_Task statement:_ Copy each line of the records that holds the string "color".

-=-=-

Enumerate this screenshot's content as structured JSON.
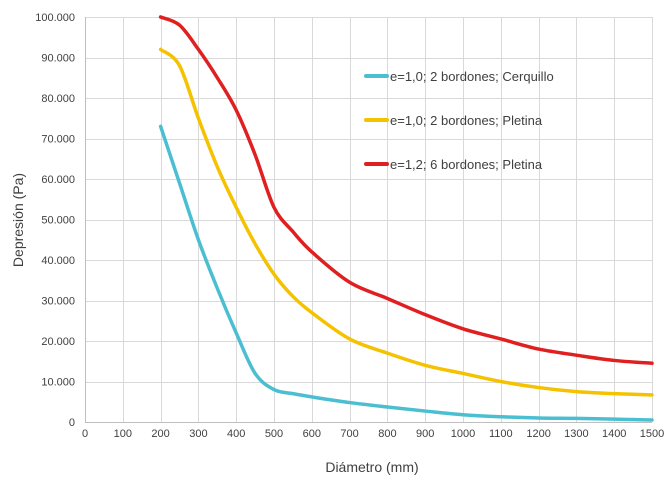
{
  "chart_data": {
    "type": "line",
    "title": "",
    "xlabel": "Diámetro (mm)",
    "ylabel": "Depresión (Pa)",
    "xlim": [
      0,
      1500
    ],
    "ylim": [
      0,
      100000
    ],
    "x_ticks": [
      0,
      100,
      200,
      300,
      400,
      500,
      600,
      700,
      800,
      900,
      1000,
      1100,
      1200,
      1300,
      1400,
      1500
    ],
    "x_tick_labels": [
      "0",
      "100",
      "200",
      "300",
      "400",
      "500",
      "600",
      "700",
      "800",
      "900",
      "1000",
      "1100",
      "1200",
      "1300",
      "1400",
      "1500"
    ],
    "y_ticks": [
      0,
      10000,
      20000,
      30000,
      40000,
      50000,
      60000,
      70000,
      80000,
      90000,
      100000
    ],
    "y_tick_labels": [
      "0",
      "10.000",
      "20.000",
      "30.000",
      "40.000",
      "50.000",
      "60.000",
      "70.000",
      "80.000",
      "90.000",
      "100.000"
    ],
    "grid": true,
    "legend_position": "right",
    "series": [
      {
        "name": "e=1,0; 2 bordones; Cerquillo",
        "color": "#4bbfd1",
        "x": [
          200,
          250,
          300,
          350,
          400,
          450,
          500,
          550,
          600,
          700,
          800,
          900,
          1000,
          1100,
          1200,
          1300,
          1400,
          1500
        ],
        "y": [
          73000,
          59000,
          45000,
          33000,
          22000,
          12000,
          8000,
          7000,
          6200,
          4800,
          3700,
          2700,
          1800,
          1300,
          1000,
          900,
          700,
          500
        ]
      },
      {
        "name": "e=1,0; 2 bordones; Pletina",
        "color": "#f5c200",
        "x": [
          200,
          250,
          300,
          350,
          400,
          450,
          500,
          550,
          600,
          700,
          800,
          900,
          1000,
          1100,
          1200,
          1300,
          1400,
          1500
        ],
        "y": [
          92000,
          88000,
          75000,
          63000,
          53000,
          44000,
          36500,
          31000,
          27000,
          20500,
          17000,
          14000,
          12000,
          10000,
          8500,
          7500,
          7000,
          6700
        ]
      },
      {
        "name": "e=1,2; 6 bordones; Pletina",
        "color": "#e02020",
        "x": [
          200,
          250,
          300,
          350,
          400,
          450,
          500,
          550,
          600,
          700,
          800,
          900,
          1000,
          1100,
          1200,
          1300,
          1400,
          1500
        ],
        "y": [
          100000,
          98000,
          92000,
          85000,
          77000,
          66000,
          53000,
          47000,
          42000,
          34500,
          30500,
          26500,
          23000,
          20500,
          18000,
          16500,
          15200,
          14500
        ]
      }
    ]
  }
}
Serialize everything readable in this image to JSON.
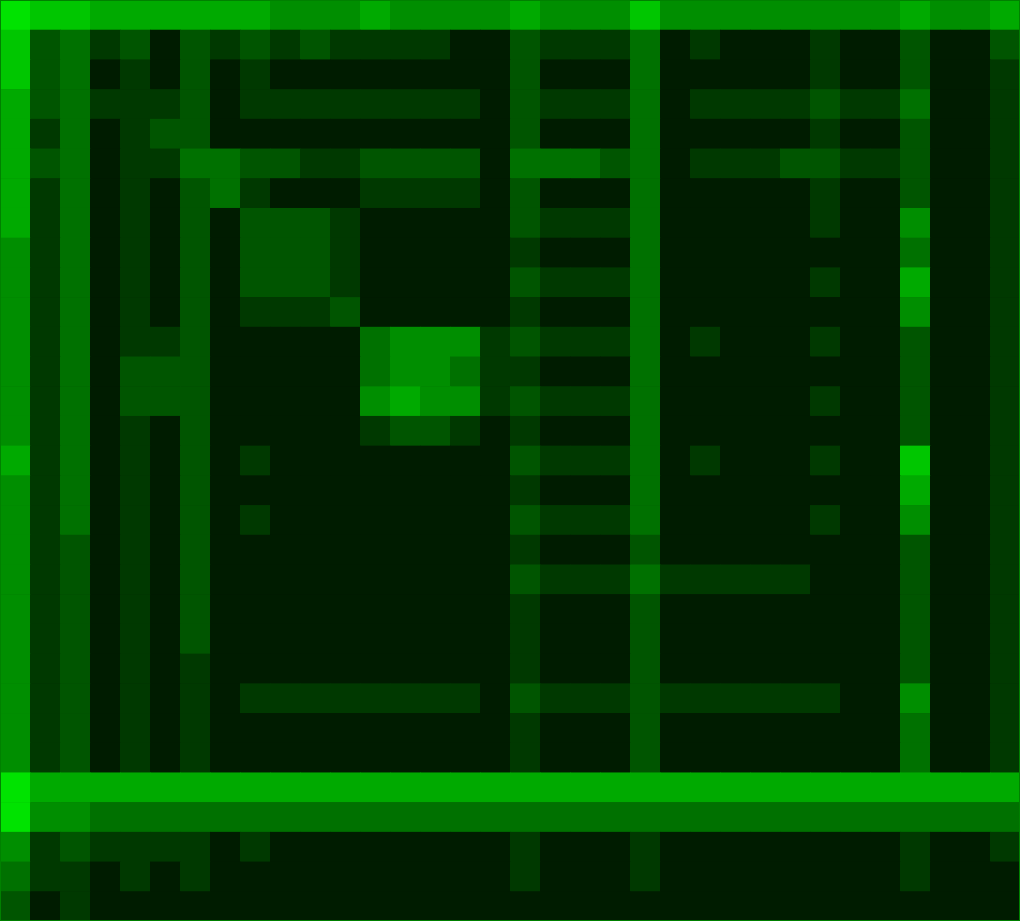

-=-=-

_Expected answer:_
        "color": "#4bbfd1",
        "color": "#f5c200",
        "color": "#e02020",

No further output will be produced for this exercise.